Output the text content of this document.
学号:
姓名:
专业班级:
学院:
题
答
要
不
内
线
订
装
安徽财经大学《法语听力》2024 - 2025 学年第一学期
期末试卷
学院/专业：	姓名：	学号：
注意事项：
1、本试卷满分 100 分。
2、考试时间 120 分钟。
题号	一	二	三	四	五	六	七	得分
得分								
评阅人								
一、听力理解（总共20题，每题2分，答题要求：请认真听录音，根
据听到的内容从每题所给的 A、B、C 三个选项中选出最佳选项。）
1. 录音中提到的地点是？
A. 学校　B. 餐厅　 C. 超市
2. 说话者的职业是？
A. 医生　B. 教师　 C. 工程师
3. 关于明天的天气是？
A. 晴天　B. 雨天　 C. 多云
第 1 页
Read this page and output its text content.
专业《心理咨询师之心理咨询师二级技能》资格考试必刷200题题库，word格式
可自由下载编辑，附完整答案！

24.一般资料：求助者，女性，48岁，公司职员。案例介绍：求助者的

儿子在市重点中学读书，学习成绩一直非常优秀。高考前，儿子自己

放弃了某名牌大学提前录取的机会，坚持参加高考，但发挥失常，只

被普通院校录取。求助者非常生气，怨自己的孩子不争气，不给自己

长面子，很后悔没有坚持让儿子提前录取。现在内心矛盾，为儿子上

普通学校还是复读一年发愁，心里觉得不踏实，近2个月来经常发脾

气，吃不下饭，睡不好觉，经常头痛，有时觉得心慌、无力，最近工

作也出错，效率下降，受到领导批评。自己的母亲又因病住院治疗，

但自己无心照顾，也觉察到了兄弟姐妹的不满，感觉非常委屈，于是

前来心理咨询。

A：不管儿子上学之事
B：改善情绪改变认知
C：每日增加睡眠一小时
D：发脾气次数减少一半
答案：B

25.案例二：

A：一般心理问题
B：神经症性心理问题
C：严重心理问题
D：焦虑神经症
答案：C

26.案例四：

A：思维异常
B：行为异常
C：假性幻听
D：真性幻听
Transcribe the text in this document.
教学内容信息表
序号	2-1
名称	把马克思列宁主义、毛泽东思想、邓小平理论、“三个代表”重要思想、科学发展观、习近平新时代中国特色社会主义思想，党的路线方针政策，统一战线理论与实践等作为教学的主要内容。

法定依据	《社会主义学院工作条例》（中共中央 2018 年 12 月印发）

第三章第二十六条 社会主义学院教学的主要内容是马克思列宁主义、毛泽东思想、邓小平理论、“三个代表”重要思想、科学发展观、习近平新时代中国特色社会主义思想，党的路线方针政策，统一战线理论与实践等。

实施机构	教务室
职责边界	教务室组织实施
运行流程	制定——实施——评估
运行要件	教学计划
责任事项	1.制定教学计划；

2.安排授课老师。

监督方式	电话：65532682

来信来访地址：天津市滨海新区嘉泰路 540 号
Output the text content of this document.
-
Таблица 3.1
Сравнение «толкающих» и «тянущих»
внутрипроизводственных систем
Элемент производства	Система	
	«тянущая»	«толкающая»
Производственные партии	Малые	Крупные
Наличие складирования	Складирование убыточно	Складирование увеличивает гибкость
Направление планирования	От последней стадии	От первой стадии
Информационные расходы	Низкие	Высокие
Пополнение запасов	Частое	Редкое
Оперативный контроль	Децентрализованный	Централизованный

# Given exercise
From the listing above, reproduce all the lines exactly.

# Result of this exercise
Output the text content of this document.
学号:
姓名:
专业班级:
学院:
题
答
要
不
内
线
订
装
安徽财经大学《法语听力》2024 - 2025 学年第一学期
期末试卷
学院/专业：	姓名：	学号：
注意事项：
1、本试卷满分 100 分。
2、考试时间 120 分钟。
题号	一	二	三	四	五	六	七	得分
得分								
评阅人								
一、听力理解（总共20题，每题2分，答题要求：请认真听录音，根
据听到的内容从每题所给的 A、B、C 三个选项中选出最佳选项。）
1. 录音中提到的地点是？
A. 学校　B. 餐厅　 C. 超市
2. 说话者的职业是？
A. 医生　B. 教师　 C. 工程师
3. 关于明天的天气是？
A. 晴天　B. 雨天　 C. 多云
第 1 页
Read this page and output its text content.
专业《心理咨询师之心理咨询师二级技能》资格考试必刷200题题库，word格式
可自由下载编辑，附完整答案！

24.一般资料：求助者，女性，48岁，公司职员。案例介绍：求助者的

儿子在市重点中学读书，学习成绩一直非常优秀。高考前，儿子自己

放弃了某名牌大学提前录取的机会，坚持参加高考，但发挥失常，只

被普通院校录取。求助者非常生气，怨自己的孩子不争气，不给自己

长面子，很后悔没有坚持让儿子提前录取。现在内心矛盾，为儿子上

普通学校还是复读一年发愁，心里觉得不踏实，近2个月来经常发脾

气，吃不下饭，睡不好觉，经常头痛，有时觉得心慌、无力，最近工

作也出错，效率下降，受到领导批评。自己的母亲又因病住院治疗，

但自己无心照顾，也觉察到了兄弟姐妹的不满，感觉非常委屈，于是

前来心理咨询。

A：不管儿子上学之事
B：改善情绪改变认知
C：每日增加睡眠一小时
D：发脾气次数减少一半
答案：B

25.案例二：

A：一般心理问题
B：神经症性心理问题
C：严重心理问题
D：焦虑神经症
答案：C

26.案例四：

A：思维异常
B：行为异常
C：假性幻听
D：真性幻听
Transcribe the text in this document.
教学内容信息表
序号	2-1
名称	把马克思列宁主义、毛泽东思想、邓小平理论、“三个代表”重要思想、科学发展观、习近平新时代中国特色社会主义思想，党的路线方针政策，统一战线理论与实践等作为教学的主要内容。

法定依据	《社会主义学院工作条例》（中共中央 2018 年 12 月印发）

第三章第二十六条 社会主义学院教学的主要内容是马克思列宁主义、毛泽东思想、邓小平理论、“三个代表”重要思想、科学发展观、习近平新时代中国特色社会主义思想，党的路线方针政策，统一战线理论与实践等。

实施机构	教务室
职责边界	教务室组织实施
运行流程	制定——实施——评估
运行要件	教学计划
责任事项	1.制定教学计划；

2.安排授课老师。

监督方式	电话：65532682

来信来访地址：天津市滨海新区嘉泰路 540 号
Output the text content of this document.
-
Таблица 3.1
Сравнение «толкающих» и «тянущих»
внутрипроизводственных систем
Элемент производства	Система	
	«тянущая»	«толкающая»
Производственные партии	Малые	Крупные
Наличие складирования	Складирование убыточно	Складирование увеличивает гибкость
Направление планирования	От последней стадии	От первой стадии
Информационные расходы	Низкие	Высокие
Пополнение запасов	Частое	Редкое
Оперативный контроль	Децентрализованный	Централизованный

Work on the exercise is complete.